__STORED DATA__
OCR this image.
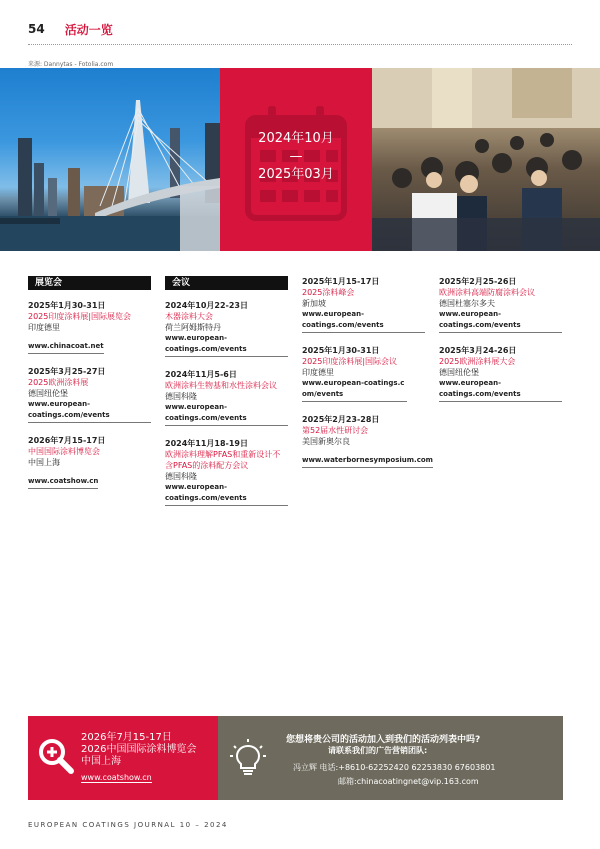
54 活动一览
来源: Dannytas - Fotolia.com
2024年10月
—
2025年03月
展览会
2025年1月30-31日
2025印度涂料展|国际展览会
印度德里
www.chinacoat.net
2025年3月25-27日
2025欧洲涂料展
德国纽伦堡
www.european-coatings.com/events
2026年7月15-17日
中国国际涂料博览会
中国上海
www.coatshow.cn
会议
2024年10月22-23日
木器涂料大会
荷兰阿姆斯特丹
www.european-coatings.com/events
2024年11月5-6日
欧洲涂料生物基和水性涂料会议
德国科隆
www.european-coatings.com/events
2024年11月18-19日
欧洲涂料理解PFAS和重新设计不含PFAS的涂料配方会议
德国科隆
www.european-coatings.com/events
2025年1月15-17日
2025涂料峰会
新加坡
www.european-coatings.com/events
2025年1月30-31日
2025印度涂料展|国际会议
印度德里
www.european-coatings.com/events
2025年2月23-28日
第52届水性研讨会
美国新奥尔良
www.waterbornesymposium.com
2025年2月25-26日
欧洲涂料高端防腐涂料会议
德国杜塞尔多夫
www.european-coatings.com/events
2025年3月24-26日
2025欧洲涂料展大会
德国纽伦堡
www.european-coatings.com/events
2026年7月15-17日
2026中国国际涂料博览会
中国上海
www.coatshow.cn
您想将贵公司的活动加入到我们的活动列表中吗?
请联系我们的广告营销团队:
冯立辉 电话:+8610-62252420 62253830 67603801
邮箱:chinacoatingnet@vip.163.com
EUROPEAN COATINGS JOURNAL 10 – 2024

__AIM OF THE EXERCISE__
Copy out each line word for word, please, skipping the images.

__ANSWER TO THIS PROBLEM__
OCR this image.
54 活动一览
来源: Dannytas - Fotolia.com
2024年10月
—
2025年03月
展览会
2025年1月30-31日
2025印度涂料展|国际展览会
印度德里
www.chinacoat.net
2025年3月25-27日
2025欧洲涂料展
德国纽伦堡
www.european-coatings.com/events
2026年7月15-17日
中国国际涂料博览会
中国上海
www.coatshow.cn
会议
2024年10月22-23日
木器涂料大会
荷兰阿姆斯特丹
www.european-coatings.com/events
2024年11月5-6日
欧洲涂料生物基和水性涂料会议
德国科隆
www.european-coatings.com/events
2024年11月18-19日
欧洲涂料理解PFAS和重新设计不含PFAS的涂料配方会议
德国科隆
www.european-coatings.com/events
2025年1月15-17日
2025涂料峰会
新加坡
www.european-coatings.com/events
2025年1月30-31日
2025印度涂料展|国际会议
印度德里
www.european-coatings.com/events
2025年2月23-28日
第52届水性研讨会
美国新奥尔良
www.waterbornesymposium.com
2025年2月25-26日
欧洲涂料高端防腐涂料会议
德国杜塞尔多夫
www.european-coatings.com/events
2025年3月24-26日
2025欧洲涂料展大会
德国纽伦堡
www.european-coatings.com/events
2026年7月15-17日
2026中国国际涂料博览会
中国上海
www.coatshow.cn
您想将贵公司的活动加入到我们的活动列表中吗?
请联系我们的广告营销团队:
冯立辉 电话:+8610-62252420 62253830 67603801
邮箱:chinacoatingnet@vip.163.com
EUROPEAN COATINGS JOURNAL 10 – 2024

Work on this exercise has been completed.